## START Material provided

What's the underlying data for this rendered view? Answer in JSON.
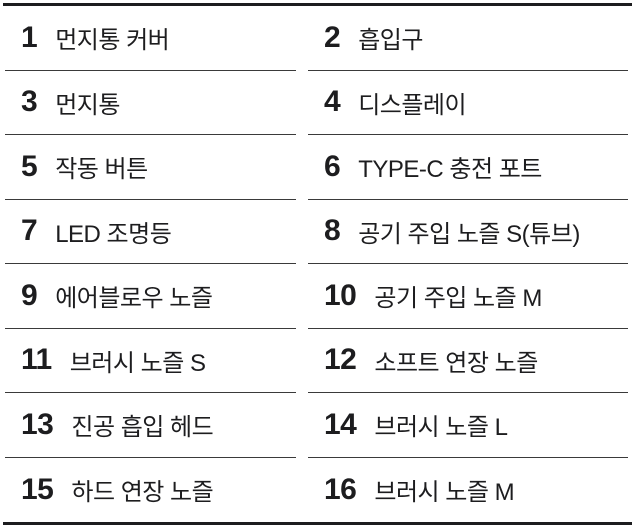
{
  "page": {
    "background_color": "#ffffff",
    "text_color": "#1d1d1f",
    "thick_rule_color": "#1d1d1f",
    "thin_rule_color": "#3a3a3a"
  },
  "parts": {
    "items": [
      {
        "number": "1",
        "label": "먼지통 커버"
      },
      {
        "number": "2",
        "label": "흡입구"
      },
      {
        "number": "3",
        "label": "먼지통"
      },
      {
        "number": "4",
        "label": "디스플레이"
      },
      {
        "number": "5",
        "label": "작동 버튼"
      },
      {
        "number": "6",
        "label": "TYPE-C 충전 포트"
      },
      {
        "number": "7",
        "label": "LED 조명등"
      },
      {
        "number": "8",
        "label": "공기 주입 노즐 S(튜브)"
      },
      {
        "number": "9",
        "label": "에어블로우 노즐"
      },
      {
        "number": "10",
        "label": "공기 주입 노즐 M"
      },
      {
        "number": "11",
        "label": "브러시 노즐 S"
      },
      {
        "number": "12",
        "label": "소프트 연장 노즐"
      },
      {
        "number": "13",
        "label": "진공 흡입 헤드"
      },
      {
        "number": "14",
        "label": "브러시 노즐 L"
      },
      {
        "number": "15",
        "label": "하드 연장 노즐"
      },
      {
        "number": "16",
        "label": "브러시 노즐 M"
      }
    ]
  }
}
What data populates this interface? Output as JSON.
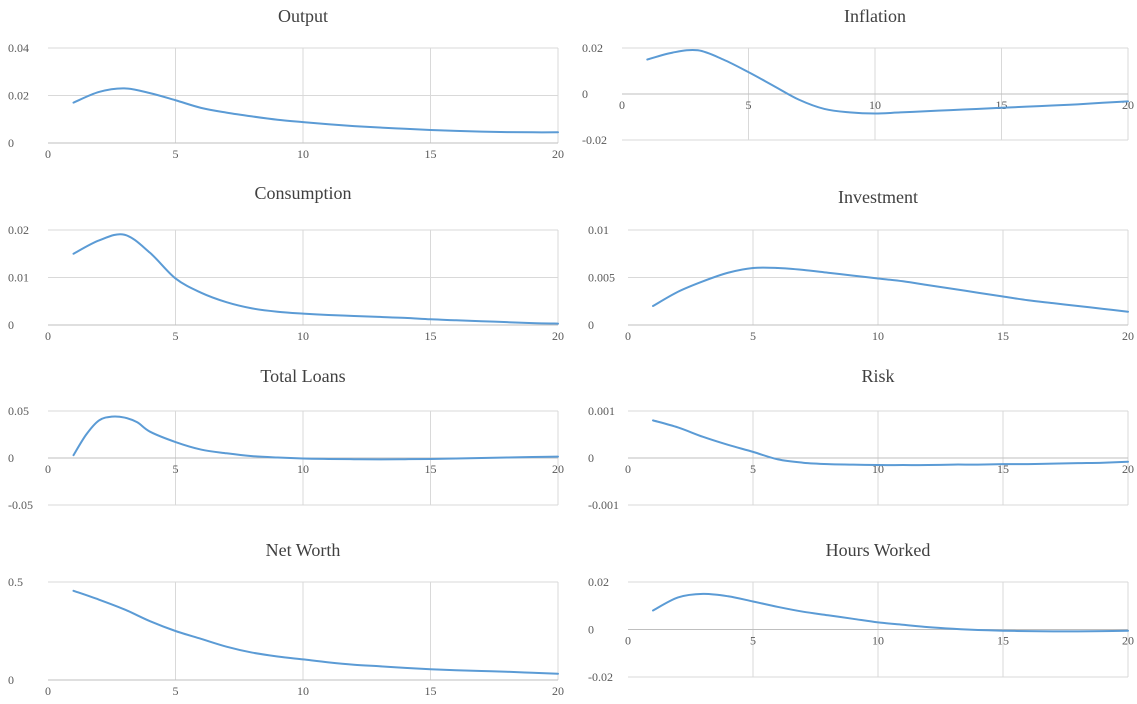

## END Material provided

▶ Task goal
Without the pictures, write out every entry precisely as it appears.

▶ Answer for the task
What's the underlying data for this rendered view? Answer in JSON.
{
  "page": {
    "background_color": "#ffffff",
    "text_color": "#1d1d1f",
    "thick_rule_color": "#1d1d1f",
    "thin_rule_color": "#3a3a3a"
  },
  "parts": {
    "items": [
      {
        "number": "1",
        "label": "먼지통 커버"
      },
      {
        "number": "2",
        "label": "흡입구"
      },
      {
        "number": "3",
        "label": "먼지통"
      },
      {
        "number": "4",
        "label": "디스플레이"
      },
      {
        "number": "5",
        "label": "작동 버튼"
      },
      {
        "number": "6",
        "label": "TYPE-C 충전 포트"
      },
      {
        "number": "7",
        "label": "LED 조명등"
      },
      {
        "number": "8",
        "label": "공기 주입 노즐 S(튜브)"
      },
      {
        "number": "9",
        "label": "에어블로우 노즐"
      },
      {
        "number": "10",
        "label": "공기 주입 노즐 M"
      },
      {
        "number": "11",
        "label": "브러시 노즐 S"
      },
      {
        "number": "12",
        "label": "소프트 연장 노즐"
      },
      {
        "number": "13",
        "label": "진공 흡입 헤드"
      },
      {
        "number": "14",
        "label": "브러시 노즐 L"
      },
      {
        "number": "15",
        "label": "하드 연장 노즐"
      },
      {
        "number": "16",
        "label": "브러시 노즐 M"
      }
    ]
  }
}
What data populates this interface? Output as JSON.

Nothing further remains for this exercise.